EXERCISE »
In the biography of Douglas A. McIntyre, what company did he lead as chairman and CEO that provided video compression software for Adobe's Flash?

Douglas A. McIntyre is the co-founder, chief executive officer and editor in chief of 24/7 Wall St. and 24/7 Tempo. He has held these jobs since 2006.

McIntyre has written thousands of articles for 24/7 Wall St. He is an expert on corporate finance, the automotive industry, media companies and international finance. He has edited articles on national demographics, sports, personal income and travel.

His work has been quoted or mentioned in The New York Times, The Wall Street Journal, Los Angeles Times, The Washington Post, NBC News, Time, The New Yorker, HuffPost USA Today, Business Insider, Yahoo, AOL, MarketWatch, The Atlantic, Bloomberg, New York Post, Chicago Tribune, Forbes, The Guardian and many other major publications. McIntyre has been a guest on CNBC, the BBC and television and radio stations across the country.

A magna cum laude graduate of Harvard College, McIntyre also was president of The Harvard Advocate. Founded in 1866, the Advocate is the oldest college publication in the United States.

TheStreet.com, Comps.com and Edgar Online are some of the public companies for which McIntyre served on the board of directors. He was a Vicinity Corporation board member when the company was sold to Microsoft in 2002. He served on the audit committees of some of these companies.

McIntyre has been the CEO of FutureSource, a provider of trading terminals and news to commodities and futures traders. He was president of Switchboard, the online phone directory company. He served as chairman and CEO of On2 Technologies, the video compression company that provided video compression software for Adobe’s Flash. Google bought On2 in 2009.

DATASET CONTENT »
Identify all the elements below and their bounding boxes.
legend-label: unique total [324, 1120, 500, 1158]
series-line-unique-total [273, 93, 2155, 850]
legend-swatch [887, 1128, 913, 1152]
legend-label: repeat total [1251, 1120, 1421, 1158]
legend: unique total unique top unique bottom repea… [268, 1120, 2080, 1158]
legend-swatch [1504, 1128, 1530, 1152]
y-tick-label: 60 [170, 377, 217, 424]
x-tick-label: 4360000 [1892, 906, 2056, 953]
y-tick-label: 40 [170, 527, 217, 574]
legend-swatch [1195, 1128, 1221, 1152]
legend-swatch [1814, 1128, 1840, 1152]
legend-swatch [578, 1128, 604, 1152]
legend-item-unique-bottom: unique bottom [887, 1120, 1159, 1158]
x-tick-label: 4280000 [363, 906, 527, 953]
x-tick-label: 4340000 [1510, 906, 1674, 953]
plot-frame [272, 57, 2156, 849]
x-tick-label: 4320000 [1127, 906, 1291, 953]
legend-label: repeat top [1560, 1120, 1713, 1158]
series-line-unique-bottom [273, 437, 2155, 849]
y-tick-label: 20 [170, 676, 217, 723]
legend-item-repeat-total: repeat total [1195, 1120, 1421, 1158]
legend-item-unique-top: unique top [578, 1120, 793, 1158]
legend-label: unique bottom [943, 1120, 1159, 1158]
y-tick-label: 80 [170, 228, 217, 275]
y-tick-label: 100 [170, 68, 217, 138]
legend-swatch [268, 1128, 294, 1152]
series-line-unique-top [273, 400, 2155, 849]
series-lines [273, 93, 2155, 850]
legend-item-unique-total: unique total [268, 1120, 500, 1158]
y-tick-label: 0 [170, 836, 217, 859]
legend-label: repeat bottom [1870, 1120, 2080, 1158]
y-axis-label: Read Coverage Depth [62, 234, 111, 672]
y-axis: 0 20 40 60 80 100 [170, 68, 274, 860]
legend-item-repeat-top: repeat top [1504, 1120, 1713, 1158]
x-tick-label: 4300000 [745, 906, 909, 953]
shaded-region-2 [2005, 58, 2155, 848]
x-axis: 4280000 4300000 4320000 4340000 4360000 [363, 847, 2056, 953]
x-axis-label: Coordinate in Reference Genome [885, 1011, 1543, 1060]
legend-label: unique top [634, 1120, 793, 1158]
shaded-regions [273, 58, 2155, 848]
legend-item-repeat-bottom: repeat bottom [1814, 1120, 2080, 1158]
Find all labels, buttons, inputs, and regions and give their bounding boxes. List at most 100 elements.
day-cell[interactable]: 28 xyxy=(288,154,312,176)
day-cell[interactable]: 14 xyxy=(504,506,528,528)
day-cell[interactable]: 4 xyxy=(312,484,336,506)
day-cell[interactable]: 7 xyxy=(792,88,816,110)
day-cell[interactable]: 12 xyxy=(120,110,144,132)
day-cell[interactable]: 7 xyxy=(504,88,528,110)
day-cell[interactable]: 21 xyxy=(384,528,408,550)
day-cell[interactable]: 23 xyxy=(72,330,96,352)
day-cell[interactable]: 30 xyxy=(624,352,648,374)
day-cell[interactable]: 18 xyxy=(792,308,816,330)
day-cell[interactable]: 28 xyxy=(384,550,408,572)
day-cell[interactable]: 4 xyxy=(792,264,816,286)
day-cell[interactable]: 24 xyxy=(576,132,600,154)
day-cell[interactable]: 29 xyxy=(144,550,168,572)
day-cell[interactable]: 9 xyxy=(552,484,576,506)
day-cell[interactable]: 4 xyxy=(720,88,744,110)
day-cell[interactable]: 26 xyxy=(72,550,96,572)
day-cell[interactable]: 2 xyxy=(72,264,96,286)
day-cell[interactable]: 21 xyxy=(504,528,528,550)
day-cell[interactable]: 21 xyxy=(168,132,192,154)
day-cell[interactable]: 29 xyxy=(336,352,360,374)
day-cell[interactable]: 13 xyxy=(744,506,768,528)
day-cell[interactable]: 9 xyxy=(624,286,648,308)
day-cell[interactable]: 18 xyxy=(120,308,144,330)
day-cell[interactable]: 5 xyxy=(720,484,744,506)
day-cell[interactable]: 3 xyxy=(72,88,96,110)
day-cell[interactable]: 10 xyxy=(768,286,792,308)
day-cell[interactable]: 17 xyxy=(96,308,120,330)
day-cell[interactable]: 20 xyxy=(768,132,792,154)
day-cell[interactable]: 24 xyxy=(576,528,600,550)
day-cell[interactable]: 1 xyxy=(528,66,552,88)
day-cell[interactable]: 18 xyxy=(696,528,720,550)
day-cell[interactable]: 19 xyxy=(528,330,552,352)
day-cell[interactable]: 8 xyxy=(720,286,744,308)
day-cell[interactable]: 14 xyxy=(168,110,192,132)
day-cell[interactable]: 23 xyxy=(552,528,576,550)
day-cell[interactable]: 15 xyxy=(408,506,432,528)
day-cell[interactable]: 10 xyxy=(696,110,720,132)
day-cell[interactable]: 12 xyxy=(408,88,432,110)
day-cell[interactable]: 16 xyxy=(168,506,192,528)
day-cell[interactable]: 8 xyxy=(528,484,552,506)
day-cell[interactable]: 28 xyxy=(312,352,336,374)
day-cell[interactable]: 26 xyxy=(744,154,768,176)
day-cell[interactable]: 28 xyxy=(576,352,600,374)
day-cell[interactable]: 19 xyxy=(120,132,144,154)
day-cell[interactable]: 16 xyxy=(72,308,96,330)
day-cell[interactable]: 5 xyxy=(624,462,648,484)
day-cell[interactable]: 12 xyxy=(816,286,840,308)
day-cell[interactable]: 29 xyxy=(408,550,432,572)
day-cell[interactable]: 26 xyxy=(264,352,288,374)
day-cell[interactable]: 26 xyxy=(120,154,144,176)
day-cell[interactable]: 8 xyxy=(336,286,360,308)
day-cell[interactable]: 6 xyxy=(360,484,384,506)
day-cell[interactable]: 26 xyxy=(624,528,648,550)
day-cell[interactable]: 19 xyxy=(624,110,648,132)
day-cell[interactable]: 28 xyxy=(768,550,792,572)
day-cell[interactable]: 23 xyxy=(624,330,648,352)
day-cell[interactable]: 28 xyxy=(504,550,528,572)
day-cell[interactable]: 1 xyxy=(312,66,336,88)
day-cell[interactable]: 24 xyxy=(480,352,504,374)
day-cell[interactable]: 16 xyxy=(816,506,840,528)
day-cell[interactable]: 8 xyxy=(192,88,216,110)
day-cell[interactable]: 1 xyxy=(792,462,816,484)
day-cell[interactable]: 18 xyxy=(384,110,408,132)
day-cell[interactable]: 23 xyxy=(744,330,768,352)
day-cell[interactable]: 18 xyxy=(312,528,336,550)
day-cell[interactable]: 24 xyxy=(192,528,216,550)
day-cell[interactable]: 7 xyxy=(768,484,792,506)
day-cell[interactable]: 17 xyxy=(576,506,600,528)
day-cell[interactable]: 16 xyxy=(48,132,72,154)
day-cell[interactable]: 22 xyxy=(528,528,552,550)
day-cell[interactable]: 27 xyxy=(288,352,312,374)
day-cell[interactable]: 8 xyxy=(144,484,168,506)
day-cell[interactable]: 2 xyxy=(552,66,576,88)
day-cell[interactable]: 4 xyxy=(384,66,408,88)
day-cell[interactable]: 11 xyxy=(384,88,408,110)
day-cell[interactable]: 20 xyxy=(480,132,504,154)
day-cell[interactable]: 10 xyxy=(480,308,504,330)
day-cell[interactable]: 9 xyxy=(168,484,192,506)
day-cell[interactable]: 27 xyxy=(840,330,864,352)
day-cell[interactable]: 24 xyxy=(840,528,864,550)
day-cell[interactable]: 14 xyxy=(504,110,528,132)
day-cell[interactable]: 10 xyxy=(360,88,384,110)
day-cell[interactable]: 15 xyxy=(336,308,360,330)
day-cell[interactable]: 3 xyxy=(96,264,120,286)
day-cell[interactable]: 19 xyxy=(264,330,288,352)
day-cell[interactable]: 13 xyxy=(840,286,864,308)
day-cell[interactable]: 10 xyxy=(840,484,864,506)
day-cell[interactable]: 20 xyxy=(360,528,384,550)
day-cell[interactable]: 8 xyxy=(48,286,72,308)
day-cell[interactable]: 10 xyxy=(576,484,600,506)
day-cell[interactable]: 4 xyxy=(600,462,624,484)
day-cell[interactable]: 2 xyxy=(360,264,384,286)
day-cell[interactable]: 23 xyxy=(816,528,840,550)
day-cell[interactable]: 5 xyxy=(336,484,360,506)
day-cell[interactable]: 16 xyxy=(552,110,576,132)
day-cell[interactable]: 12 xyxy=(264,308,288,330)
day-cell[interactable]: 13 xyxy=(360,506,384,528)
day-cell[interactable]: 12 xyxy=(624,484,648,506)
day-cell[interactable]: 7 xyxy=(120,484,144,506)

WRITTEN SOLUTION »
On2 Technologies